start RECORDS TO PROCESS
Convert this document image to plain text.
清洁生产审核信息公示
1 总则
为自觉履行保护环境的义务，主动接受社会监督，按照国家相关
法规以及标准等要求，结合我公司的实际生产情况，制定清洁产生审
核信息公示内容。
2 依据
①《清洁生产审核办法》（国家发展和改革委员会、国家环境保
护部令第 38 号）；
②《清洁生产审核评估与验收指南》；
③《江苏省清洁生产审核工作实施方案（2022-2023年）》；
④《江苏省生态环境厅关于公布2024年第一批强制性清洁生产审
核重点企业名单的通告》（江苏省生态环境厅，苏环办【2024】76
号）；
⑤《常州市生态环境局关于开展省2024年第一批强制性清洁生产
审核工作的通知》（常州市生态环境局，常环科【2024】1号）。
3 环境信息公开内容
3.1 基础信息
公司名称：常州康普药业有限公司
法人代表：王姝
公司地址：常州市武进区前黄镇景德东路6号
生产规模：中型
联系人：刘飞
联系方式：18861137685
end RECORDS TO PROCESS
• [WHAT THIS TASK INVOLVES] Transcribe the data. Leave every line exactly as it is.

• [ANSWER BELOW]
Convert this document image to plain text.
清洁生产审核信息公示
1 总则
为自觉履行保护环境的义务，主动接受社会监督，按照国家相关
法规以及标准等要求，结合我公司的实际生产情况，制定清洁产生审
核信息公示内容。
2 依据
①《清洁生产审核办法》（国家发展和改革委员会、国家环境保
护部令第 38 号）；
②《清洁生产审核评估与验收指南》；
③《江苏省清洁生产审核工作实施方案（2022-2023年）》；
④《江苏省生态环境厅关于公布2024年第一批强制性清洁生产审
核重点企业名单的通告》（江苏省生态环境厅，苏环办【2024】76
号）；
⑤《常州市生态环境局关于开展省2024年第一批强制性清洁生产
审核工作的通知》（常州市生态环境局，常环科【2024】1号）。
3 环境信息公开内容
3.1 基础信息
公司名称：常州康普药业有限公司
法人代表：王姝
公司地址：常州市武进区前黄镇景德东路6号
生产规模：中型
联系人：刘飞
联系方式：18861137685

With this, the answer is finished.